▸ Exercise objective:
From the listing below, extract every line containing "emissions".

============================================================

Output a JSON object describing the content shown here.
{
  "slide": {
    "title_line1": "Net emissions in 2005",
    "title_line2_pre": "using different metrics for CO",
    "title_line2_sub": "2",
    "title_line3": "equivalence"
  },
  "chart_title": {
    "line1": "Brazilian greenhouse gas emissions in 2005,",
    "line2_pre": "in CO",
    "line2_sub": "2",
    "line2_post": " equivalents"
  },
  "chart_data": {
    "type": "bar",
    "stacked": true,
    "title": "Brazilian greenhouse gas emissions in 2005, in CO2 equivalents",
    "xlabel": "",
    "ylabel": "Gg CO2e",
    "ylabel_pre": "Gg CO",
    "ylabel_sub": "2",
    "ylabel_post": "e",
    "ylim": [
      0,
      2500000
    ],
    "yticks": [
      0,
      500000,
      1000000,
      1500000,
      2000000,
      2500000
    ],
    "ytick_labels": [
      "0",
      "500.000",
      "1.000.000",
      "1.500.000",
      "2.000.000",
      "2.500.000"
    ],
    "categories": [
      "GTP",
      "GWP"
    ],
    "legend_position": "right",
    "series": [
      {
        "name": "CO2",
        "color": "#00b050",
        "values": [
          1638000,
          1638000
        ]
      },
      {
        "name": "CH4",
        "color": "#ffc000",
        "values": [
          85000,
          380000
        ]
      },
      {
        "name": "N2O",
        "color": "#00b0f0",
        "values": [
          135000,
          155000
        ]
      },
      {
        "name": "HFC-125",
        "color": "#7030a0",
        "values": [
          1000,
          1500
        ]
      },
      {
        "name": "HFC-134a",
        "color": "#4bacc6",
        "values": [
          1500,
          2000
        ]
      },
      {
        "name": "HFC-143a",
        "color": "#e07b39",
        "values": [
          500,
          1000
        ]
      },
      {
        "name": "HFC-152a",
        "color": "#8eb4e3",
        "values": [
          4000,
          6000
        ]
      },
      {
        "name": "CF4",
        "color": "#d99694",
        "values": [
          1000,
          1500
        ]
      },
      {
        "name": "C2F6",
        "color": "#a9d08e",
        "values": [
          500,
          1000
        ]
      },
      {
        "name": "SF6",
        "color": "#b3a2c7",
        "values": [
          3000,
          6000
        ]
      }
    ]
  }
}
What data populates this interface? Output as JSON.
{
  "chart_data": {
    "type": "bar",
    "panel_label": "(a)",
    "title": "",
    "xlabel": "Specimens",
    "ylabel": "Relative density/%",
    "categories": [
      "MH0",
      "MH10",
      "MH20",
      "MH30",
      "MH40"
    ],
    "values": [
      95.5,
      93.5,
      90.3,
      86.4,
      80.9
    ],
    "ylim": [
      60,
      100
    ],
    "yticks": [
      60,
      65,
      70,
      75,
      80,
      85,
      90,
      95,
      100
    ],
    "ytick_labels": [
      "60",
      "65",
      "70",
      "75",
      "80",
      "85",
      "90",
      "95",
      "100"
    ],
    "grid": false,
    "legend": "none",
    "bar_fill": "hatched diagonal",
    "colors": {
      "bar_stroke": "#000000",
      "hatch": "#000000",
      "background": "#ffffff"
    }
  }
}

============================================================

▸ Response to this exercise:
    "title_line1": "Net emissions in 2005",
    "line1": "Brazilian greenhouse gas emissions in 2005,",
    "title": "Brazilian greenhouse gas emissions in 2005, in CO2 equivalents",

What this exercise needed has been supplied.